Produce a verbatim copy of the entries listed below.
--- START OF Task input ---
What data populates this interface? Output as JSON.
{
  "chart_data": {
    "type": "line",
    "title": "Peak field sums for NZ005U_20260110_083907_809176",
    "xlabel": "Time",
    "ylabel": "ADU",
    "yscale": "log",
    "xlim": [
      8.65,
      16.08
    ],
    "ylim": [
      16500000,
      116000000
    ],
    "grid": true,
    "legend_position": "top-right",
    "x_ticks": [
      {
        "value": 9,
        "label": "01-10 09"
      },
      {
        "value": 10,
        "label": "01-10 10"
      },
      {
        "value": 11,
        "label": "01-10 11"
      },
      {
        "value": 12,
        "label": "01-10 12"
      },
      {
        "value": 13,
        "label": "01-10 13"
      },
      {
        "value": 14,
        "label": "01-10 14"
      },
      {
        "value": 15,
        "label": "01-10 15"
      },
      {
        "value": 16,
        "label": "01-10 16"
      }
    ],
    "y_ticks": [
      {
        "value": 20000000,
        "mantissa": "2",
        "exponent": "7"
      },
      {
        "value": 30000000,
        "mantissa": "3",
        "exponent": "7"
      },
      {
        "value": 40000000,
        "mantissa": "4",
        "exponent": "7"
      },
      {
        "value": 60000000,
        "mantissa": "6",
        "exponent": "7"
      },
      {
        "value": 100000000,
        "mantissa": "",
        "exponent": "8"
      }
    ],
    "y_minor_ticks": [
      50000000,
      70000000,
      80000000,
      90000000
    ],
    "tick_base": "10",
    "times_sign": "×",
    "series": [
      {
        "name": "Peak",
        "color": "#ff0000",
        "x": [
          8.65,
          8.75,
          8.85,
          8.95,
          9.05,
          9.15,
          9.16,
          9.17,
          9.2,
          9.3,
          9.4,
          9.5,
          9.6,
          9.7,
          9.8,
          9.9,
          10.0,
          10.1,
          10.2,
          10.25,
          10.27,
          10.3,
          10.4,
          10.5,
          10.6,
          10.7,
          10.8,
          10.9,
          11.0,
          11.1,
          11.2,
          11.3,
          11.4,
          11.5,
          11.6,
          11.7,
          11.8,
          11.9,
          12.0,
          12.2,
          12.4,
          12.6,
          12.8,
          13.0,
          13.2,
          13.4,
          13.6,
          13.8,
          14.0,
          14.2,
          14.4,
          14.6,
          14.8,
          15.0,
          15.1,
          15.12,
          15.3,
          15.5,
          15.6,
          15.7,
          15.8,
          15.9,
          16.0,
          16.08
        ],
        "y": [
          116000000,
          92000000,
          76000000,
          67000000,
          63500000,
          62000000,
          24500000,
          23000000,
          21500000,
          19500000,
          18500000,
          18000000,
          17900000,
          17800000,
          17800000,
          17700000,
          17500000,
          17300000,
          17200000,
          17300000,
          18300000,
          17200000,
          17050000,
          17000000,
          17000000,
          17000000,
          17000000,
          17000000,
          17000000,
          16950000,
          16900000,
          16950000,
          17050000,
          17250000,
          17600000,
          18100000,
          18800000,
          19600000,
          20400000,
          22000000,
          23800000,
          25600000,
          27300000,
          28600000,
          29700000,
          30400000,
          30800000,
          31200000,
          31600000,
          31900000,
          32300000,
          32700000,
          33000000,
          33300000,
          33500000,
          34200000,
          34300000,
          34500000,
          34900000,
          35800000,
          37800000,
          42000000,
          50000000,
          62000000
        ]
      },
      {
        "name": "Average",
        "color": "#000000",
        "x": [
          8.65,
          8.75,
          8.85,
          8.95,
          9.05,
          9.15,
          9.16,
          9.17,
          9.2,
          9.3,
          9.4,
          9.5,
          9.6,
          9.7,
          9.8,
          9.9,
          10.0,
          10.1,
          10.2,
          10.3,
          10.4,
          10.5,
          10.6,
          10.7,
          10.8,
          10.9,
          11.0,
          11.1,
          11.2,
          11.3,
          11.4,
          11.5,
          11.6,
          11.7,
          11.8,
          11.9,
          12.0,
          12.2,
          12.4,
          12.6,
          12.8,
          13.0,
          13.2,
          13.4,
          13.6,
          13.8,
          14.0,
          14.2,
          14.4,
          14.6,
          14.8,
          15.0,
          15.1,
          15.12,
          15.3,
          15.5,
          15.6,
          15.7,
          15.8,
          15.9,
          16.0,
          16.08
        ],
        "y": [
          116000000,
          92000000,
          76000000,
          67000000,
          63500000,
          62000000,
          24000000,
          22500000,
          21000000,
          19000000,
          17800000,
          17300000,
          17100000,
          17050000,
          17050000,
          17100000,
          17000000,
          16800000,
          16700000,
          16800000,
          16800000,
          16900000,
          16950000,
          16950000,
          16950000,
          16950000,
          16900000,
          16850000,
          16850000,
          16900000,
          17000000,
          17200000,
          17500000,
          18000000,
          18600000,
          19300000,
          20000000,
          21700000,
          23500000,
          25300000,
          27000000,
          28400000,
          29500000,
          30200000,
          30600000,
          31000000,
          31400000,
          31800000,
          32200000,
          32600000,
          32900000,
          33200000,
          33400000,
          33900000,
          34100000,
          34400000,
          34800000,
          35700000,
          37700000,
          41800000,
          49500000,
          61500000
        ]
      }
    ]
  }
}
--- END OF Task input ---
Task result.
What data populates this interface? Output as JSON.
{
  "chart_data": {
    "type": "line",
    "title": "Peak field sums for NZ005U_20260110_083907_809176",
    "xlabel": "Time",
    "ylabel": "ADU",
    "yscale": "log",
    "xlim": [
      8.65,
      16.08
    ],
    "ylim": [
      16500000,
      116000000
    ],
    "grid": true,
    "legend_position": "top-right",
    "x_ticks": [
      {
        "value": 9,
        "label": "01-10 09"
      },
      {
        "value": 10,
        "label": "01-10 10"
      },
      {
        "value": 11,
        "label": "01-10 11"
      },
      {
        "value": 12,
        "label": "01-10 12"
      },
      {
        "value": 13,
        "label": "01-10 13"
      },
      {
        "value": 14,
        "label": "01-10 14"
      },
      {
        "value": 15,
        "label": "01-10 15"
      },
      {
        "value": 16,
        "label": "01-10 16"
      }
    ],
    "y_ticks": [
      {
        "value": 20000000,
        "mantissa": "2",
        "exponent": "7"
      },
      {
        "value": 30000000,
        "mantissa": "3",
        "exponent": "7"
      },
      {
        "value": 40000000,
        "mantissa": "4",
        "exponent": "7"
      },
      {
        "value": 60000000,
        "mantissa": "6",
        "exponent": "7"
      },
      {
        "value": 100000000,
        "mantissa": "",
        "exponent": "8"
      }
    ],
    "y_minor_ticks": [
      50000000,
      70000000,
      80000000,
      90000000
    ],
    "tick_base": "10",
    "times_sign": "×",
    "series": [
      {
        "name": "Peak",
        "color": "#ff0000",
        "x": [
          8.65,
          8.75,
          8.85,
          8.95,
          9.05,
          9.15,
          9.16,
          9.17,
          9.2,
          9.3,
          9.4,
          9.5,
          9.6,
          9.7,
          9.8,
          9.9,
          10.0,
          10.1,
          10.2,
          10.25,
          10.27,
          10.3,
          10.4,
          10.5,
          10.6,
          10.7,
          10.8,
          10.9,
          11.0,
          11.1,
          11.2,
          11.3,
          11.4,
          11.5,
          11.6,
          11.7,
          11.8,
          11.9,
          12.0,
          12.2,
          12.4,
          12.6,
          12.8,
          13.0,
          13.2,
          13.4,
          13.6,
          13.8,
          14.0,
          14.2,
          14.4,
          14.6,
          14.8,
          15.0,
          15.1,
          15.12,
          15.3,
          15.5,
          15.6,
          15.7,
          15.8,
          15.9,
          16.0,
          16.08
        ],
        "y": [
          116000000,
          92000000,
          76000000,
          67000000,
          63500000,
          62000000,
          24500000,
          23000000,
          21500000,
          19500000,
          18500000,
          18000000,
          17900000,
          17800000,
          17800000,
          17700000,
          17500000,
          17300000,
          17200000,
          17300000,
          18300000,
          17200000,
          17050000,
          17000000,
          17000000,
          17000000,
          17000000,
          17000000,
          17000000,
          16950000,
          16900000,
          16950000,
          17050000,
          17250000,
          17600000,
          18100000,
          18800000,
          19600000,
          20400000,
          22000000,
          23800000,
          25600000,
          27300000,
          28600000,
          29700000,
          30400000,
          30800000,
          31200000,
          31600000,
          31900000,
          32300000,
          32700000,
          33000000,
          33300000,
          33500000,
          34200000,
          34300000,
          34500000,
          34900000,
          35800000,
          37800000,
          42000000,
          50000000,
          62000000
        ]
      },
      {
        "name": "Average",
        "color": "#000000",
        "x": [
          8.65,
          8.75,
          8.85,
          8.95,
          9.05,
          9.15,
          9.16,
          9.17,
          9.2,
          9.3,
          9.4,
          9.5,
          9.6,
          9.7,
          9.8,
          9.9,
          10.0,
          10.1,
          10.2,
          10.3,
          10.4,
          10.5,
          10.6,
          10.7,
          10.8,
          10.9,
          11.0,
          11.1,
          11.2,
          11.3,
          11.4,
          11.5,
          11.6,
          11.7,
          11.8,
          11.9,
          12.0,
          12.2,
          12.4,
          12.6,
          12.8,
          13.0,
          13.2,
          13.4,
          13.6,
          13.8,
          14.0,
          14.2,
          14.4,
          14.6,
          14.8,
          15.0,
          15.1,
          15.12,
          15.3,
          15.5,
          15.6,
          15.7,
          15.8,
          15.9,
          16.0,
          16.08
        ],
        "y": [
          116000000,
          92000000,
          76000000,
          67000000,
          63500000,
          62000000,
          24000000,
          22500000,
          21000000,
          19000000,
          17800000,
          17300000,
          17100000,
          17050000,
          17050000,
          17100000,
          17000000,
          16800000,
          16700000,
          16800000,
          16800000,
          16900000,
          16950000,
          16950000,
          16950000,
          16950000,
          16900000,
          16850000,
          16850000,
          16900000,
          17000000,
          17200000,
          17500000,
          18000000,
          18600000,
          19300000,
          20000000,
          21700000,
          23500000,
          25300000,
          27000000,
          28400000,
          29500000,
          30200000,
          30600000,
          31000000,
          31400000,
          31800000,
          32200000,
          32600000,
          32900000,
          33200000,
          33400000,
          33900000,
          34100000,
          34400000,
          34800000,
          35700000,
          37700000,
          41800000,
          49500000,
          61500000
        ]
      }
    ]
  }
}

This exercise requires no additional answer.